## Listed entries
□ □ □ □ □ □ □
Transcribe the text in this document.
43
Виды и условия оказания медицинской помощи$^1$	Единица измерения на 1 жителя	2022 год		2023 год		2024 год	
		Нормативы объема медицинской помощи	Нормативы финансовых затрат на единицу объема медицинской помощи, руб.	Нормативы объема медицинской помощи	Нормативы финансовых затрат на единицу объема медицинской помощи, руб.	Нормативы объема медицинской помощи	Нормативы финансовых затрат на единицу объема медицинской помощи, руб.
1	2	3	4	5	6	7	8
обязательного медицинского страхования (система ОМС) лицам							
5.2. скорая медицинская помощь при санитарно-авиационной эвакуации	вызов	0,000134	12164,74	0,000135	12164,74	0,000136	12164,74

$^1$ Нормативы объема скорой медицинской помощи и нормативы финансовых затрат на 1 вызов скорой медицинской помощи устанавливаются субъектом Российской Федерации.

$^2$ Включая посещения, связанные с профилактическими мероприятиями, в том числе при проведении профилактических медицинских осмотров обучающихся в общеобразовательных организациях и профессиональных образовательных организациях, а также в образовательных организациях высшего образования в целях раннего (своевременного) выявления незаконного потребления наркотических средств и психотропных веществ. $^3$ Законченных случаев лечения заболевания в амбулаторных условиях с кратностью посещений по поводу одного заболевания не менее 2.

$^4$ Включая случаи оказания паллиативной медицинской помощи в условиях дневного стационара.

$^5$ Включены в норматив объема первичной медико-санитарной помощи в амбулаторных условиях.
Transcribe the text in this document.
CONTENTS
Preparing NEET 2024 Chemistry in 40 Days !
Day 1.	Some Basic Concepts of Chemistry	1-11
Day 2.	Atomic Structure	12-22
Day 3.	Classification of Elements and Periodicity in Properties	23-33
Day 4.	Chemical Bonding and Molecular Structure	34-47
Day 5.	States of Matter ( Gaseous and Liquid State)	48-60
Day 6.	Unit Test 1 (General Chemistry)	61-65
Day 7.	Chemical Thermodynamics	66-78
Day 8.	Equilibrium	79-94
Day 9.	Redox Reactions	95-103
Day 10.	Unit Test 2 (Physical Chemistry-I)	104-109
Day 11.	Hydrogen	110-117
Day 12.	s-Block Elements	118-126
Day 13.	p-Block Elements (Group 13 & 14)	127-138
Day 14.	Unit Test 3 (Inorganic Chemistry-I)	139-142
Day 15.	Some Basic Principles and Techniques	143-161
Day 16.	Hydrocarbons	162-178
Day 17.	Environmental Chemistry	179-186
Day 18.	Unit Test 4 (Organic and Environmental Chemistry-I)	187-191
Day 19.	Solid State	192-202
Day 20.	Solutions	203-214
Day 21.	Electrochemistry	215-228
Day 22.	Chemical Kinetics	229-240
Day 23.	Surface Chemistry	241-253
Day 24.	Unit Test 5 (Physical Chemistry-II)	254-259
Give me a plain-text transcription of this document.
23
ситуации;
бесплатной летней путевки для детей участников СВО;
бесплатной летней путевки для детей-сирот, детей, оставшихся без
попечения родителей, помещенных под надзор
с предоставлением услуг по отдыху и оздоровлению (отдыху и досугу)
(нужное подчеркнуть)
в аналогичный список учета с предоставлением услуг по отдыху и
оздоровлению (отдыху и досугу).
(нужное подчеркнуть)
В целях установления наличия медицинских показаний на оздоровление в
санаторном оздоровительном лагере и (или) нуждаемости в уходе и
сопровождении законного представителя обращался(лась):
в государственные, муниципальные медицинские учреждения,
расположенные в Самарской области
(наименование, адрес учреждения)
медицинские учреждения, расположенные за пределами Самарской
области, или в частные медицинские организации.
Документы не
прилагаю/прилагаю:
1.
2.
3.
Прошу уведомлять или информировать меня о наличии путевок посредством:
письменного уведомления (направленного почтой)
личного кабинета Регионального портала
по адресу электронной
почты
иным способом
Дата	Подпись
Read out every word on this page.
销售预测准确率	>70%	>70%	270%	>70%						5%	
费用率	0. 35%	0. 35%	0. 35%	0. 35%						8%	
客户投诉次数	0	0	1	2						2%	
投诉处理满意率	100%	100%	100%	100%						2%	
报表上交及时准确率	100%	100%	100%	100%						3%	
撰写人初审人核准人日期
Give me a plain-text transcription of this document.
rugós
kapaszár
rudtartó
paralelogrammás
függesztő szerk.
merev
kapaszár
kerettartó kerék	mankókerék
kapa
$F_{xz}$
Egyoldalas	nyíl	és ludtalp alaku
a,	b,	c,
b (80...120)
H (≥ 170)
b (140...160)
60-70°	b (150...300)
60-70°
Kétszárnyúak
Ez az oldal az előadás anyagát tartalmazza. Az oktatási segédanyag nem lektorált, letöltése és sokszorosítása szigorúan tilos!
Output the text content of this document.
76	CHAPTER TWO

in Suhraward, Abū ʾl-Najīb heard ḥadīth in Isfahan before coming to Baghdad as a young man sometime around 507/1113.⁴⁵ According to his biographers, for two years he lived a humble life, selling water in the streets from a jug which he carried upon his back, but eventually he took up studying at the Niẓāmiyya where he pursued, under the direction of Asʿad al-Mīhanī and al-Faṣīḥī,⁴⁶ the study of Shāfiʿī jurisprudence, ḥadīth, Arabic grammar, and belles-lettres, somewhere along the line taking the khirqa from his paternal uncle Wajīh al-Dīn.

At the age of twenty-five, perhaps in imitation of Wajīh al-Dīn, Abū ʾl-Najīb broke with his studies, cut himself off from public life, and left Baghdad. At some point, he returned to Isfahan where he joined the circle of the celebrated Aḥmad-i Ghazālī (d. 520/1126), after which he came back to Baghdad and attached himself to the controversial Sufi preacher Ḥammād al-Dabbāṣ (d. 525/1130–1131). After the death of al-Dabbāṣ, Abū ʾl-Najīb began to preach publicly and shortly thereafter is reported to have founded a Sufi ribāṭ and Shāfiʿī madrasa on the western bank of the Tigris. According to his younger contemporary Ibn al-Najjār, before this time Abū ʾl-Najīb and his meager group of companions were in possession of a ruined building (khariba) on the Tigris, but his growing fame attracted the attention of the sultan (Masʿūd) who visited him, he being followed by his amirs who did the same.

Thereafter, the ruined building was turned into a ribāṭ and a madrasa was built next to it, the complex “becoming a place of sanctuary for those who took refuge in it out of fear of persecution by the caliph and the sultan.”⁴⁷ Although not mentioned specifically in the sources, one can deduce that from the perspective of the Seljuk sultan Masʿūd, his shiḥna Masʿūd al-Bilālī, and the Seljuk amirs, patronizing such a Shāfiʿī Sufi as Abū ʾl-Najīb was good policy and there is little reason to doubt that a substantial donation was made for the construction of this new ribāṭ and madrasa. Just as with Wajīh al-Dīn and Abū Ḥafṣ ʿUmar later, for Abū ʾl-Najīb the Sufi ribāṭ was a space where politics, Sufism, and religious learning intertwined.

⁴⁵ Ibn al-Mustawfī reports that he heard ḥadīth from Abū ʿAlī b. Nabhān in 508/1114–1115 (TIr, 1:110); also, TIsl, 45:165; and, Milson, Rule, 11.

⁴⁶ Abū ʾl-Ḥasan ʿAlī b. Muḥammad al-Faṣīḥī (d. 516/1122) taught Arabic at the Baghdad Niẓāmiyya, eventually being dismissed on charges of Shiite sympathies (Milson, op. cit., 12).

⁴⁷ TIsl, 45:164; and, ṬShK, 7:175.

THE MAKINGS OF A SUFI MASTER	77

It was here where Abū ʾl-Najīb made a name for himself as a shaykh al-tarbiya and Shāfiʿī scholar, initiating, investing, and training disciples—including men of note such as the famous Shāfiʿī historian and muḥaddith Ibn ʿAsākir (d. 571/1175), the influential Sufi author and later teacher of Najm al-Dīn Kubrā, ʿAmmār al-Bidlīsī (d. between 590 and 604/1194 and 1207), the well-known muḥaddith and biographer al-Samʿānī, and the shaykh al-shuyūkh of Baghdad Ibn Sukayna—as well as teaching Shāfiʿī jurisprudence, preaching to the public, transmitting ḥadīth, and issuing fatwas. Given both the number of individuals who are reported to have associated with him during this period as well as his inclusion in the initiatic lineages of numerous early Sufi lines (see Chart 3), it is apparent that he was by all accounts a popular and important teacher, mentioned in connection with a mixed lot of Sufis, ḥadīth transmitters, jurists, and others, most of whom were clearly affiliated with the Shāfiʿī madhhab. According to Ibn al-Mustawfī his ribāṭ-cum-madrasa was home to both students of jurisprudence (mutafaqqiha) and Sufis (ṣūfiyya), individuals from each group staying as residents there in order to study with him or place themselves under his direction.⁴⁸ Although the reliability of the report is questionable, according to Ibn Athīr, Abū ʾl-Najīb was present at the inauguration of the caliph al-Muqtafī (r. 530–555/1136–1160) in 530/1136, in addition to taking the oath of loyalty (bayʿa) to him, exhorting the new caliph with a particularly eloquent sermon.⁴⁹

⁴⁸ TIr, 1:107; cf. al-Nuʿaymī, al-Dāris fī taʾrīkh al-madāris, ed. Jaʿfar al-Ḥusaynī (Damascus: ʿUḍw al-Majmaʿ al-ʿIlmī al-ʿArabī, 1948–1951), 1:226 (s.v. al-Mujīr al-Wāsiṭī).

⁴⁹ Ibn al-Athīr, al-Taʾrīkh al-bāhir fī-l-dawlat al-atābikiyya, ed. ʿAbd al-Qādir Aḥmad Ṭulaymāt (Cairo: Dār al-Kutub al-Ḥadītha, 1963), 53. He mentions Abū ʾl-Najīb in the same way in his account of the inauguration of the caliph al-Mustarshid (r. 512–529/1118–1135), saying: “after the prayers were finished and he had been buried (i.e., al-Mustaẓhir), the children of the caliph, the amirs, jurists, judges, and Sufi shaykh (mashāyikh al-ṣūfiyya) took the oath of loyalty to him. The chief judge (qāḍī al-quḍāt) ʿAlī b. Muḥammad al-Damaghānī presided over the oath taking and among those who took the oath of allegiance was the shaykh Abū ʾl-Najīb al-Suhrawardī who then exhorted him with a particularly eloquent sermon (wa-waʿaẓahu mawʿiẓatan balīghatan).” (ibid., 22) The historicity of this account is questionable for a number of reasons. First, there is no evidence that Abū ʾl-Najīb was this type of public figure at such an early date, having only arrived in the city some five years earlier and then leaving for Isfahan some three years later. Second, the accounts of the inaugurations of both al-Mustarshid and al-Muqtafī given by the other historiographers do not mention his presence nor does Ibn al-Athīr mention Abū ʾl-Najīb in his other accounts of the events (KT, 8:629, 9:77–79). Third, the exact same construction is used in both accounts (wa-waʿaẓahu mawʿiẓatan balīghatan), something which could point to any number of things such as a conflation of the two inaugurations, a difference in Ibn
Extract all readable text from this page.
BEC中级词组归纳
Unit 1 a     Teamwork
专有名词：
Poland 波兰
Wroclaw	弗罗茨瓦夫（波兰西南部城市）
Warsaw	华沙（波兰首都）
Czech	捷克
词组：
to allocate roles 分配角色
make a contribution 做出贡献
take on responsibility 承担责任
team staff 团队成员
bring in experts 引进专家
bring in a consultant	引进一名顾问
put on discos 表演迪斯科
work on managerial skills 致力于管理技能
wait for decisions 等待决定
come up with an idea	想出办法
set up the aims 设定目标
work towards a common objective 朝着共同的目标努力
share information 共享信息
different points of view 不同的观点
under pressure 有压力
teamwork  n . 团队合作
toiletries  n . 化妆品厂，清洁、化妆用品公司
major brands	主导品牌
□ □ □ □ □ □ □
## Problem requirements
Show every line from the entries above in which "Block" appears.

## Task output
Day 12.	s-Block Elements	118-126
Day 13.	p-Block Elements (Group 13 & 14)	127-138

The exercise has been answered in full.